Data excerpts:

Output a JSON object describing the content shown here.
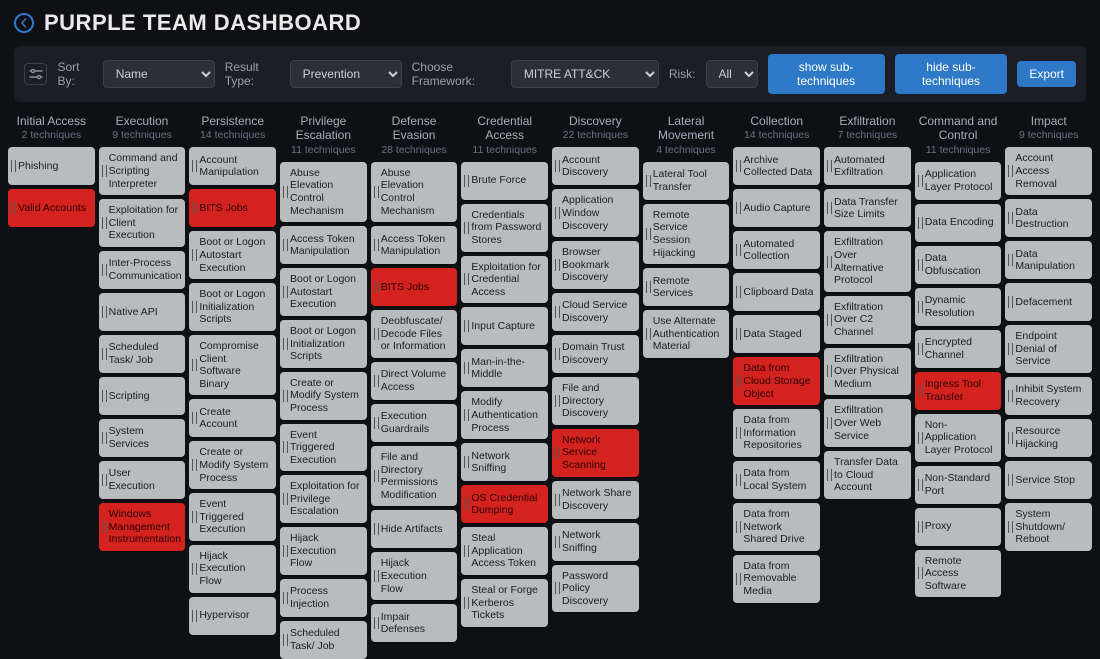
{
  "header": {
    "title": "PURPLE TEAM DASHBOARD"
  },
  "toolbar": {
    "sort_label": "Sort By:",
    "sort_value": "Name",
    "result_label": "Result Type:",
    "result_value": "Prevention",
    "framework_label": "Choose Framework:",
    "framework_value": "MITRE ATT&CK",
    "risk_label": "Risk:",
    "risk_value": "All",
    "show_sub": "show sub-techniques",
    "hide_sub": "hide sub-techniques",
    "export": "Export"
  },
  "columns": [
    {
      "title": "Initial Access",
      "sub": "2 techniques",
      "cells": [
        {
          "label": "Phishing",
          "red": false
        },
        {
          "label": "Valid Accounts",
          "red": true
        }
      ]
    },
    {
      "title": "Execution",
      "sub": "9 techniques",
      "cells": [
        {
          "label": "Command and Scripting Interpreter"
        },
        {
          "label": "Exploitation for Client Execution"
        },
        {
          "label": "Inter-Process Communication"
        },
        {
          "label": "Native API"
        },
        {
          "label": "Scheduled Task/ Job"
        },
        {
          "label": "Scripting"
        },
        {
          "label": "System Services"
        },
        {
          "label": "User Execution"
        },
        {
          "label": "Windows Management Instrumentation",
          "red": true
        }
      ]
    },
    {
      "title": "Persistence",
      "sub": "14 techniques",
      "cells": [
        {
          "label": "Account Manipulation"
        },
        {
          "label": "BITS Jobs",
          "red": true
        },
        {
          "label": "Boot or Logon Autostart Execution"
        },
        {
          "label": "Boot or Logon Initialization Scripts"
        },
        {
          "label": "Compromise Client Software Binary"
        },
        {
          "label": "Create Account"
        },
        {
          "label": "Create or Modify System Process"
        },
        {
          "label": "Event Triggered Execution"
        },
        {
          "label": "Hijack Execution Flow"
        },
        {
          "label": "Hypervisor"
        }
      ]
    },
    {
      "title": "Privilege Escalation",
      "sub": "11 techniques",
      "cells": [
        {
          "label": "Abuse Elevation Control Mechanism"
        },
        {
          "label": "Access Token Manipulation"
        },
        {
          "label": "Boot or Logon Autostart Execution"
        },
        {
          "label": "Boot or Logon Initialization Scripts"
        },
        {
          "label": "Create or Modify System Process"
        },
        {
          "label": "Event Triggered Execution"
        },
        {
          "label": "Exploitation for Privilege Escalation"
        },
        {
          "label": "Hijack Execution Flow"
        },
        {
          "label": "Process Injection"
        },
        {
          "label": "Scheduled Task/ Job"
        }
      ]
    },
    {
      "title": "Defense Evasion",
      "sub": "28 techniques",
      "cells": [
        {
          "label": "Abuse Elevation Control Mechanism"
        },
        {
          "label": "Access Token Manipulation"
        },
        {
          "label": "BITS Jobs",
          "red": true
        },
        {
          "label": "Deobfuscate/ Decode Files or Information"
        },
        {
          "label": "Direct Volume Access"
        },
        {
          "label": "Execution Guardrails"
        },
        {
          "label": "File and Directory Permissions Modification"
        },
        {
          "label": "Hide Artifacts"
        },
        {
          "label": "Hijack Execution Flow"
        },
        {
          "label": "Impair Defenses"
        }
      ]
    },
    {
      "title": "Credential Access",
      "sub": "11 techniques",
      "cells": [
        {
          "label": "Brute Force"
        },
        {
          "label": "Credentials from Password Stores"
        },
        {
          "label": "Exploitation for Credential Access"
        },
        {
          "label": "Input Capture"
        },
        {
          "label": "Man-in-the-Middle"
        },
        {
          "label": "Modify Authentication Process"
        },
        {
          "label": "Network Sniffing"
        },
        {
          "label": "OS Credential Dumping",
          "red": true
        },
        {
          "label": "Steal Application Access Token"
        },
        {
          "label": "Steal or Forge Kerberos Tickets"
        }
      ]
    },
    {
      "title": "Discovery",
      "sub": "22 techniques",
      "cells": [
        {
          "label": "Account Discovery"
        },
        {
          "label": "Application Window Discovery"
        },
        {
          "label": "Browser Bookmark Discovery"
        },
        {
          "label": "Cloud Service Discovery"
        },
        {
          "label": "Domain Trust Discovery"
        },
        {
          "label": "File and Directory Discovery"
        },
        {
          "label": "Network Service Scanning",
          "red": true
        },
        {
          "label": "Network Share Discovery"
        },
        {
          "label": "Network Sniffing"
        },
        {
          "label": "Password Policy Discovery"
        }
      ]
    },
    {
      "title": "Lateral Movement",
      "sub": "4 techniques",
      "cells": [
        {
          "label": "Lateral Tool Transfer"
        },
        {
          "label": "Remote Service Session Hijacking"
        },
        {
          "label": "Remote Services"
        },
        {
          "label": "Use Alternate Authentication Material"
        }
      ]
    },
    {
      "title": "Collection",
      "sub": "14 techniques",
      "cells": [
        {
          "label": "Archive Collected Data"
        },
        {
          "label": "Audio Capture"
        },
        {
          "label": "Automated Collection"
        },
        {
          "label": "Clipboard Data"
        },
        {
          "label": "Data Staged"
        },
        {
          "label": "Data from Cloud Storage Object",
          "red": true
        },
        {
          "label": "Data from Information Repositories"
        },
        {
          "label": "Data from Local System"
        },
        {
          "label": "Data from Network Shared Drive"
        },
        {
          "label": "Data from Removable Media"
        }
      ]
    },
    {
      "title": "Exfiltration",
      "sub": "7 techniques",
      "cells": [
        {
          "label": "Automated Exfiltration"
        },
        {
          "label": "Data Transfer Size Limits"
        },
        {
          "label": "Exfiltration Over Alternative Protocol"
        },
        {
          "label": "Exfiltration Over C2 Channel"
        },
        {
          "label": "Exfiltration Over Physical Medium"
        },
        {
          "label": "Exfiltration Over Web Service"
        },
        {
          "label": "Transfer Data to Cloud Account"
        }
      ]
    },
    {
      "title": "Command and Control",
      "sub": "11 techniques",
      "cells": [
        {
          "label": "Application Layer Protocol"
        },
        {
          "label": "Data Encoding"
        },
        {
          "label": "Data Obfuscation"
        },
        {
          "label": "Dynamic Resolution"
        },
        {
          "label": "Encrypted Channel"
        },
        {
          "label": "Ingress Tool Transfer",
          "red": true
        },
        {
          "label": "Non-Application Layer Protocol"
        },
        {
          "label": "Non-Standard Port"
        },
        {
          "label": "Proxy"
        },
        {
          "label": "Remote Access Software"
        }
      ]
    },
    {
      "title": "Impact",
      "sub": "9 techniques",
      "cells": [
        {
          "label": "Account Access Removal"
        },
        {
          "label": "Data Destruction"
        },
        {
          "label": "Data Manipulation"
        },
        {
          "label": "Defacement"
        },
        {
          "label": "Endpoint Denial of Service"
        },
        {
          "label": "Inhibit System Recovery"
        },
        {
          "label": "Resource Hijacking"
        },
        {
          "label": "Service Stop"
        },
        {
          "label": "System Shutdown/ Reboot"
        }
      ]
    }
  ]
}
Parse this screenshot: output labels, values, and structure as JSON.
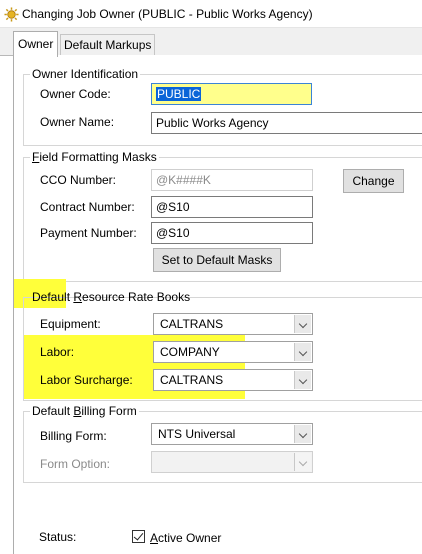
{
  "window": {
    "title": "Changing Job Owner  (PUBLIC - Public Works Agency)",
    "icon": "gear-sun-icon"
  },
  "tabs": [
    {
      "label": "Owner"
    },
    {
      "label": "Default Markups"
    }
  ],
  "owner_identification": {
    "legend": "Owner Identification",
    "owner_code_label": "Owner Code:",
    "owner_code_value": "PUBLIC",
    "owner_name_label": "Owner Name:",
    "owner_name_value": "Public Works Agency"
  },
  "field_masks": {
    "legend_first": "F",
    "legend_rest": "ield Formatting Masks",
    "cco_label": "CCO Number:",
    "cco_value": "@K####K",
    "change_button": "Change",
    "contract_label": "Contract Number:",
    "contract_value": "@S10",
    "payment_label": "Payment Number:",
    "payment_value": "@S10",
    "default_masks_button": "Set to Default Masks"
  },
  "rate_books": {
    "legend_before": "Default ",
    "legend_u": "R",
    "legend_after": "esource Rate Books",
    "equipment_label": "Equipment:",
    "equipment_value": "CALTRANS",
    "labor_label": "Labor:",
    "labor_value": "COMPANY",
    "surcharge_label": "Labor Surcharge:",
    "surcharge_value": "CALTRANS"
  },
  "billing": {
    "legend_before": "Default ",
    "legend_u": "B",
    "legend_after": "illing Form",
    "billing_form_label": "Billing Form:",
    "billing_form_value": "NTS Universal",
    "form_option_label": "Form Option:",
    "form_option_value": ""
  },
  "status": {
    "label": "Status:",
    "checkbox_u": "A",
    "checkbox_rest": "ctive Owner",
    "checked": true
  },
  "colors": {
    "highlight": "#ffff3a",
    "selection": "#0a64d8"
  }
}
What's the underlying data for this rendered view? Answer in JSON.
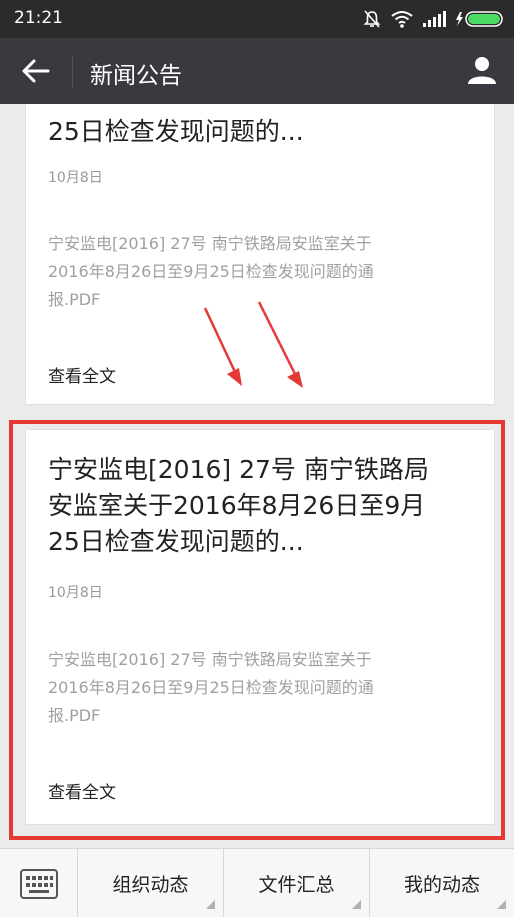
{
  "status_bar": {
    "time": "21:21"
  },
  "app_bar": {
    "title": "新闻公告"
  },
  "cards": [
    {
      "title_line3": "25日检查发现问题的...",
      "date": "10月8日",
      "excerpt_lines": [
        "宁安监电[2016] 27号 南宁铁路局安监室关于",
        "2016年8月26日至9月25日检查发现问题的通",
        "报.PDF"
      ],
      "read_more": "查看全文"
    },
    {
      "title_lines": [
        "宁安监电[2016] 27号 南宁铁路局",
        "安监室关于2016年8月26日至9月",
        "25日检查发现问题的..."
      ],
      "date": "10月8日",
      "excerpt_lines": [
        "宁安监电[2016] 27号 南宁铁路局安监室关于",
        "2016年8月26日至9月25日检查发现问题的通",
        "报.PDF"
      ],
      "read_more": "查看全文"
    }
  ],
  "bottom_menu": [
    {
      "label": "组织动态"
    },
    {
      "label": "文件汇总"
    },
    {
      "label": "我的动态"
    }
  ],
  "colors": {
    "status_bar": "#2b2b2b",
    "app_bar": "#393a3f",
    "highlight": "#e53935",
    "arrow": "#e53935",
    "battery": "#4cd964"
  },
  "icons": [
    "mute-bell-icon",
    "wifi-icon",
    "signal-icon",
    "battery-icon",
    "back-arrow-icon",
    "user-icon",
    "keyboard-icon",
    "red-arrow-icon"
  ]
}
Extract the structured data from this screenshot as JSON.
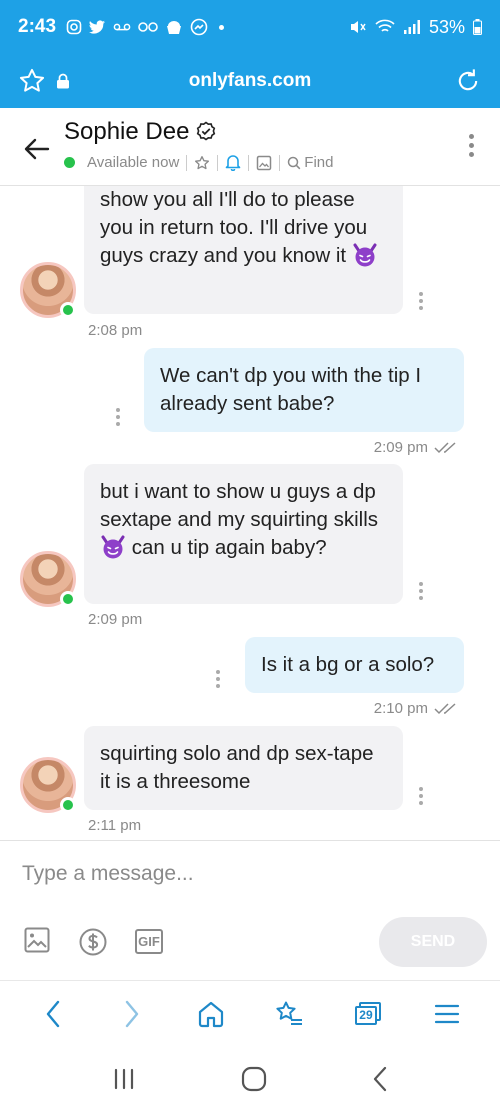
{
  "status_bar": {
    "time": "2:43",
    "battery": "53%"
  },
  "browser": {
    "url": "onlyfans.com"
  },
  "chat_header": {
    "name": "Sophie Dee",
    "status": "Available now",
    "find_label": "Find"
  },
  "messages": [
    {
      "direction": "incoming",
      "text": "show you all I'll do to please you in return too. I'll drive you guys crazy and you know it",
      "emoji": "smiling-devil",
      "time": "2:08 pm"
    },
    {
      "direction": "outgoing",
      "text": "We can't dp you with the tip I already sent babe?",
      "time": "2:09 pm"
    },
    {
      "direction": "incoming",
      "text_before_emoji": "but i want to show u guys a dp sextape and my squirting skills",
      "text_after_emoji": "can u tip again baby?",
      "emoji": "smiling-devil",
      "time": "2:09 pm"
    },
    {
      "direction": "outgoing",
      "text": "Is it a bg or a solo?",
      "time": "2:10 pm"
    },
    {
      "direction": "incoming",
      "text": "squirting solo and dp sex-tape it is a threesome",
      "time": "2:11 pm"
    }
  ],
  "composer": {
    "placeholder": "Type a message...",
    "send_label": "SEND",
    "gif_label": "GIF"
  },
  "browser_toolbar": {
    "tab_count": "29"
  },
  "colors": {
    "brand": "#1ea1e6",
    "online": "#27c24c",
    "incoming_bubble": "#f2f2f4",
    "outgoing_bubble": "#e3f3fc"
  }
}
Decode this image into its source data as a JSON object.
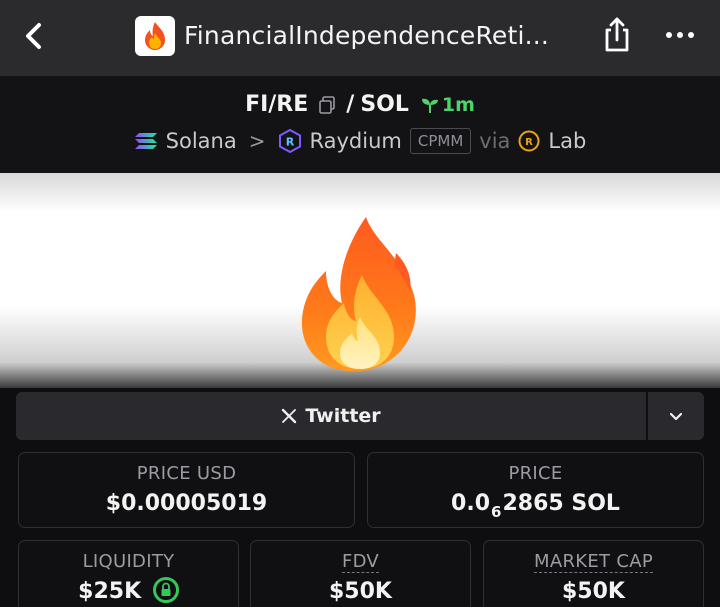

[AIM]:
All lines of the data above that include the word "solo" must be shown.

[EXPECTED ANSWER]:
      "text": "Is it a bg or a solo?",
      "text": "squirting solo and dp sex-tape it is a threesome",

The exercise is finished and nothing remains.